[EXERCISE INSTRUCTIONS] Transcribe the lines below verbatim, skipping the images.

#####

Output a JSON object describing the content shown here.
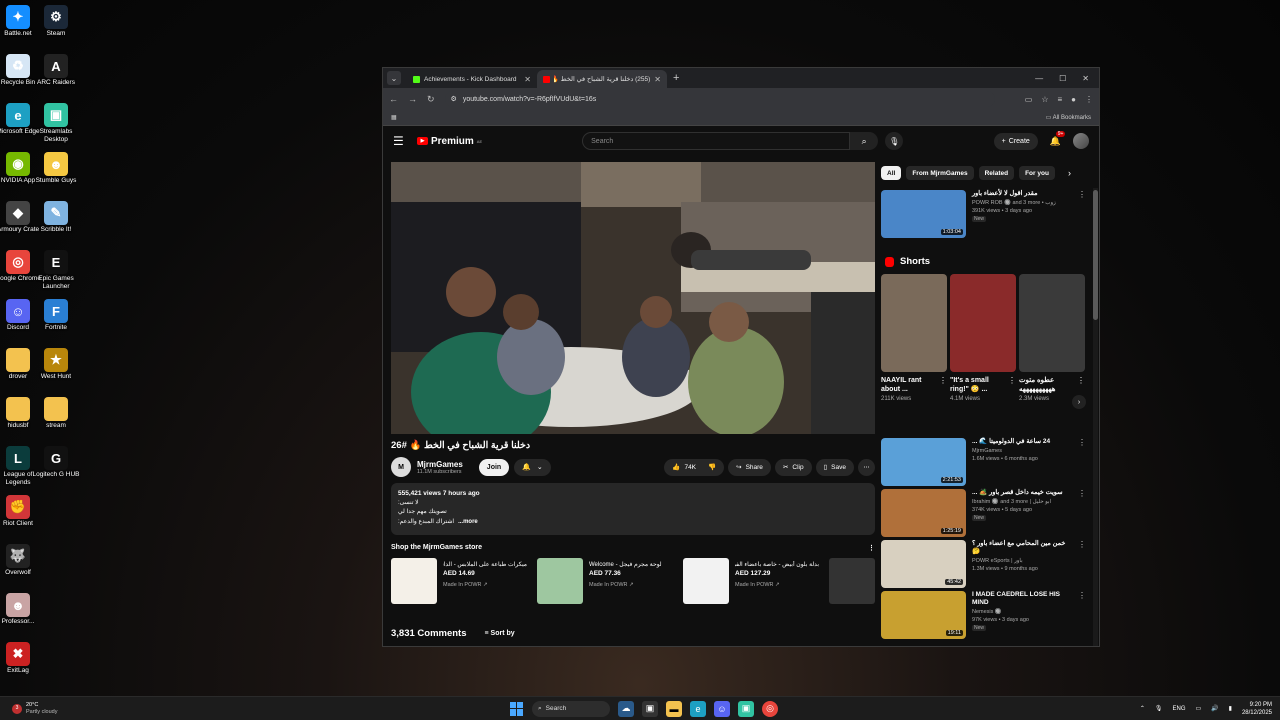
{
  "desktop": {
    "col1": [
      {
        "label": "Battle.net",
        "icon": "battlenet-icon",
        "color": "#148eff",
        "glyph": "✦"
      },
      {
        "label": "Recycle Bin",
        "icon": "recycle-bin-icon",
        "color": "#d6e6f5",
        "glyph": "♻"
      },
      {
        "label": "Microsoft Edge",
        "icon": "edge-icon",
        "color": "#1da0c3",
        "glyph": "e"
      },
      {
        "label": "NVIDIA App",
        "icon": "nvidia-icon",
        "color": "#76b900",
        "glyph": "◉"
      },
      {
        "label": "Armoury Crate",
        "icon": "armoury-crate-icon",
        "color": "#444444",
        "glyph": "◆"
      },
      {
        "label": "Google Chrome",
        "icon": "chrome-icon",
        "color": "#e8453c",
        "glyph": "◎"
      },
      {
        "label": "Discord",
        "icon": "discord-icon",
        "color": "#5865f2",
        "glyph": "☺"
      },
      {
        "label": "drover",
        "icon": "folder-icon",
        "color": "#f3c24f",
        "glyph": ""
      },
      {
        "label": "hidusbf",
        "icon": "folder-icon",
        "color": "#f3c24f",
        "glyph": ""
      },
      {
        "label": "League of Legends",
        "icon": "league-icon",
        "color": "#0b3c3c",
        "glyph": "L"
      },
      {
        "label": "Riot Client",
        "icon": "riot-icon",
        "color": "#d13639",
        "glyph": "✊"
      },
      {
        "label": "Overwolf",
        "icon": "overwolf-icon",
        "color": "#222222",
        "glyph": "🐺"
      },
      {
        "label": "Professor...",
        "icon": "professor-icon",
        "color": "#c9a4a4",
        "glyph": "☻"
      },
      {
        "label": "ExitLag",
        "icon": "exitlag-icon",
        "color": "#cc2222",
        "glyph": "✖"
      }
    ],
    "col2": [
      {
        "label": "Steam",
        "icon": "steam-icon",
        "color": "#1b2838",
        "glyph": "⚙"
      },
      {
        "label": "ARC Raiders",
        "icon": "arc-raiders-icon",
        "color": "#222222",
        "glyph": "A"
      },
      {
        "label": "Streamlabs Desktop",
        "icon": "streamlabs-icon",
        "color": "#31c3a2",
        "glyph": "▣"
      },
      {
        "label": "Stumble Guys",
        "icon": "stumble-guys-icon",
        "color": "#f5c842",
        "glyph": "☻"
      },
      {
        "label": "Scribble It!",
        "icon": "scribble-icon",
        "color": "#7fb3e0",
        "glyph": "✎"
      },
      {
        "label": "Epic Games Launcher",
        "icon": "epic-games-icon",
        "color": "#111111",
        "glyph": "E"
      },
      {
        "label": "Fortnite",
        "icon": "fortnite-icon",
        "color": "#2a7fd4",
        "glyph": "F"
      },
      {
        "label": "West Hunt",
        "icon": "west-hunt-icon",
        "color": "#b8860b",
        "glyph": "★"
      },
      {
        "label": "stream",
        "icon": "folder-icon",
        "color": "#f3c24f",
        "glyph": ""
      },
      {
        "label": "Logitech G HUB",
        "icon": "logitech-icon",
        "color": "#111111",
        "glyph": "G"
      }
    ]
  },
  "browser": {
    "tabs": [
      {
        "title": "Achievements - Kick Dashboard",
        "fav": "#53fc18",
        "active": false
      },
      {
        "title": "(255) دخلنا قرية الشباح في الخط 🔥 #26",
        "fav": "#ff0000",
        "active": true
      }
    ],
    "new_tab": "+",
    "url": "youtube.com/watch?v=-R6pfIfVUdU&t=16s",
    "all_bookmarks": "All Bookmarks"
  },
  "youtube": {
    "logo": "Premium",
    "logo_region": "AE",
    "search_placeholder": "Search",
    "create": "Create",
    "notif_count": "9+",
    "video_title": "دخلنا قرية الشباح في الخط 🔥 #26",
    "channel": {
      "name": "MjrmGames",
      "subs": "11.1M subscribers",
      "join": "Join"
    },
    "actions": {
      "likes": "74K",
      "share": "Share",
      "clip": "Clip",
      "save": "Save"
    },
    "description": {
      "meta": "555,421 views  7 hours ago",
      "lines": [
        "لا تنسى:",
        "تصويتك مهم جدا لي",
        "اشتراك المبدع والدعم:"
      ],
      "more": "...more"
    },
    "store": {
      "heading": "Shop the MjrmGames store",
      "items": [
        {
          "title": "ميكرات طباعة على الملابس - الدانة",
          "price": "AED 14.69",
          "maker": "Made In POWR",
          "color": "#f4f0e8"
        },
        {
          "title": "Welcome - لوحة مجرم فيجل",
          "price": "AED 77.36",
          "maker": "Made In POWR",
          "color": "#9ec7a0"
        },
        {
          "title": "بدلة بلون أبيض - خاصة بأعضاء الفريق",
          "price": "AED 127.29",
          "maker": "Made In POWR",
          "color": "#f2f2f2"
        },
        {
          "title": "",
          "price": "",
          "maker": "",
          "color": "#333333"
        }
      ]
    },
    "comments": {
      "count": "3,831 Comments",
      "sort": "Sort by"
    },
    "chips": [
      "All",
      "From MjrmGames",
      "Related",
      "For you"
    ],
    "shorts_heading": "Shorts",
    "shorts": [
      {
        "title": "NAAYIL rant about ...",
        "views": "211K views",
        "color": "#7a6a5a"
      },
      {
        "title": "\"It's a small ring!\" 😳 ...",
        "views": "4.1M views",
        "color": "#8a2a2a"
      },
      {
        "title": "عطوه متوت ههههههههههه",
        "views": "2.3M views",
        "color": "#3a3a3a"
      }
    ],
    "recs": [
      {
        "title": "مقدر اقول لا لأعضاء باور",
        "channel": "POWR ROB 🔘 and 3 more • زوب",
        "meta": "391K views • 3 days ago",
        "dur": "1:03:04",
        "new": "New",
        "color": "#4a86c8"
      },
      {
        "title": "24 ساعة في الدولوميتا 🌊 ...",
        "channel": "MjrmGames",
        "meta": "1.6M views • 6 months ago",
        "dur": "2:21:53",
        "new": "",
        "color": "#5aa0d8"
      },
      {
        "title": "سويت خيمه داخل قصر باور 🏕️ ...",
        "channel": "Ibrahim 🔘 and 3 more | ابو خليل",
        "meta": "374K views • 5 days ago",
        "dur": "1:25:19",
        "new": "New",
        "color": "#b0703a"
      },
      {
        "title": "خمن مين المحامي مع اعضاء باور ؟ 🤔",
        "channel": "POWR eSports | باور",
        "meta": "1.3M views • 9 months ago",
        "dur": "45:42",
        "new": "",
        "color": "#d8d0c0"
      },
      {
        "title": "I MADE CAEDREL LOSE HIS MIND",
        "channel": "Nemesis 🔘",
        "meta": "97K views • 3 days ago",
        "dur": "19:11",
        "new": "New",
        "color": "#c8a030"
      }
    ]
  },
  "taskbar": {
    "temp": "20°C",
    "weather": "Partly cloudy",
    "badge": "3",
    "search": "Search",
    "lang": "ENG",
    "time": "9:20 PM",
    "date": "28/12/2025"
  }
}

#####

[SOLUTION TO THE EXERCISE]
Output a JSON object describing the content shown here.
{
  "desktop": {
    "col1": [
      {
        "label": "Battle.net",
        "icon": "battlenet-icon",
        "color": "#148eff",
        "glyph": "✦"
      },
      {
        "label": "Recycle Bin",
        "icon": "recycle-bin-icon",
        "color": "#d6e6f5",
        "glyph": "♻"
      },
      {
        "label": "Microsoft Edge",
        "icon": "edge-icon",
        "color": "#1da0c3",
        "glyph": "e"
      },
      {
        "label": "NVIDIA App",
        "icon": "nvidia-icon",
        "color": "#76b900",
        "glyph": "◉"
      },
      {
        "label": "Armoury Crate",
        "icon": "armoury-crate-icon",
        "color": "#444444",
        "glyph": "◆"
      },
      {
        "label": "Google Chrome",
        "icon": "chrome-icon",
        "color": "#e8453c",
        "glyph": "◎"
      },
      {
        "label": "Discord",
        "icon": "discord-icon",
        "color": "#5865f2",
        "glyph": "☺"
      },
      {
        "label": "drover",
        "icon": "folder-icon",
        "color": "#f3c24f",
        "glyph": ""
      },
      {
        "label": "hidusbf",
        "icon": "folder-icon",
        "color": "#f3c24f",
        "glyph": ""
      },
      {
        "label": "League of Legends",
        "icon": "league-icon",
        "color": "#0b3c3c",
        "glyph": "L"
      },
      {
        "label": "Riot Client",
        "icon": "riot-icon",
        "color": "#d13639",
        "glyph": "✊"
      },
      {
        "label": "Overwolf",
        "icon": "overwolf-icon",
        "color": "#222222",
        "glyph": "🐺"
      },
      {
        "label": "Professor...",
        "icon": "professor-icon",
        "color": "#c9a4a4",
        "glyph": "☻"
      },
      {
        "label": "ExitLag",
        "icon": "exitlag-icon",
        "color": "#cc2222",
        "glyph": "✖"
      }
    ],
    "col2": [
      {
        "label": "Steam",
        "icon": "steam-icon",
        "color": "#1b2838",
        "glyph": "⚙"
      },
      {
        "label": "ARC Raiders",
        "icon": "arc-raiders-icon",
        "color": "#222222",
        "glyph": "A"
      },
      {
        "label": "Streamlabs Desktop",
        "icon": "streamlabs-icon",
        "color": "#31c3a2",
        "glyph": "▣"
      },
      {
        "label": "Stumble Guys",
        "icon": "stumble-guys-icon",
        "color": "#f5c842",
        "glyph": "☻"
      },
      {
        "label": "Scribble It!",
        "icon": "scribble-icon",
        "color": "#7fb3e0",
        "glyph": "✎"
      },
      {
        "label": "Epic Games Launcher",
        "icon": "epic-games-icon",
        "color": "#111111",
        "glyph": "E"
      },
      {
        "label": "Fortnite",
        "icon": "fortnite-icon",
        "color": "#2a7fd4",
        "glyph": "F"
      },
      {
        "label": "West Hunt",
        "icon": "west-hunt-icon",
        "color": "#b8860b",
        "glyph": "★"
      },
      {
        "label": "stream",
        "icon": "folder-icon",
        "color": "#f3c24f",
        "glyph": ""
      },
      {
        "label": "Logitech G HUB",
        "icon": "logitech-icon",
        "color": "#111111",
        "glyph": "G"
      }
    ]
  },
  "browser": {
    "tabs": [
      {
        "title": "Achievements - Kick Dashboard",
        "fav": "#53fc18",
        "active": false
      },
      {
        "title": "(255) دخلنا قرية الشباح في الخط 🔥 #26",
        "fav": "#ff0000",
        "active": true
      }
    ],
    "new_tab": "+",
    "url": "youtube.com/watch?v=-R6pfIfVUdU&t=16s",
    "all_bookmarks": "All Bookmarks"
  },
  "youtube": {
    "logo": "Premium",
    "logo_region": "AE",
    "search_placeholder": "Search",
    "create": "Create",
    "notif_count": "9+",
    "video_title": "دخلنا قرية الشباح في الخط 🔥 #26",
    "channel": {
      "name": "MjrmGames",
      "subs": "11.1M subscribers",
      "join": "Join"
    },
    "actions": {
      "likes": "74K",
      "share": "Share",
      "clip": "Clip",
      "save": "Save"
    },
    "description": {
      "meta": "555,421 views  7 hours ago",
      "lines": [
        "لا تنسى:",
        "تصويتك مهم جدا لي",
        "اشتراك المبدع والدعم:"
      ],
      "more": "...more"
    },
    "store": {
      "heading": "Shop the MjrmGames store",
      "items": [
        {
          "title": "ميكرات طباعة على الملابس - الدانة",
          "price": "AED 14.69",
          "maker": "Made In POWR",
          "color": "#f4f0e8"
        },
        {
          "title": "Welcome - لوحة مجرم فيجل",
          "price": "AED 77.36",
          "maker": "Made In POWR",
          "color": "#9ec7a0"
        },
        {
          "title": "بدلة بلون أبيض - خاصة بأعضاء الفريق",
          "price": "AED 127.29",
          "maker": "Made In POWR",
          "color": "#f2f2f2"
        },
        {
          "title": "",
          "price": "",
          "maker": "",
          "color": "#333333"
        }
      ]
    },
    "comments": {
      "count": "3,831 Comments",
      "sort": "Sort by"
    },
    "chips": [
      "All",
      "From MjrmGames",
      "Related",
      "For you"
    ],
    "shorts_heading": "Shorts",
    "shorts": [
      {
        "title": "NAAYIL rant about ...",
        "views": "211K views",
        "color": "#7a6a5a"
      },
      {
        "title": "\"It's a small ring!\" 😳 ...",
        "views": "4.1M views",
        "color": "#8a2a2a"
      },
      {
        "title": "عطوه متوت ههههههههههه",
        "views": "2.3M views",
        "color": "#3a3a3a"
      }
    ],
    "recs": [
      {
        "title": "مقدر اقول لا لأعضاء باور",
        "channel": "POWR ROB 🔘 and 3 more • زوب",
        "meta": "391K views • 3 days ago",
        "dur": "1:03:04",
        "new": "New",
        "color": "#4a86c8"
      },
      {
        "title": "24 ساعة في الدولوميتا 🌊 ...",
        "channel": "MjrmGames",
        "meta": "1.6M views • 6 months ago",
        "dur": "2:21:53",
        "new": "",
        "color": "#5aa0d8"
      },
      {
        "title": "سويت خيمه داخل قصر باور 🏕️ ...",
        "channel": "Ibrahim 🔘 and 3 more | ابو خليل",
        "meta": "374K views • 5 days ago",
        "dur": "1:25:19",
        "new": "New",
        "color": "#b0703a"
      },
      {
        "title": "خمن مين المحامي مع اعضاء باور ؟ 🤔",
        "channel": "POWR eSports | باور",
        "meta": "1.3M views • 9 months ago",
        "dur": "45:42",
        "new": "",
        "color": "#d8d0c0"
      },
      {
        "title": "I MADE CAEDREL LOSE HIS MIND",
        "channel": "Nemesis 🔘",
        "meta": "97K views • 3 days ago",
        "dur": "19:11",
        "new": "New",
        "color": "#c8a030"
      }
    ]
  },
  "taskbar": {
    "temp": "20°C",
    "weather": "Partly cloudy",
    "badge": "3",
    "search": "Search",
    "lang": "ENG",
    "time": "9:20 PM",
    "date": "28/12/2025"
  }
}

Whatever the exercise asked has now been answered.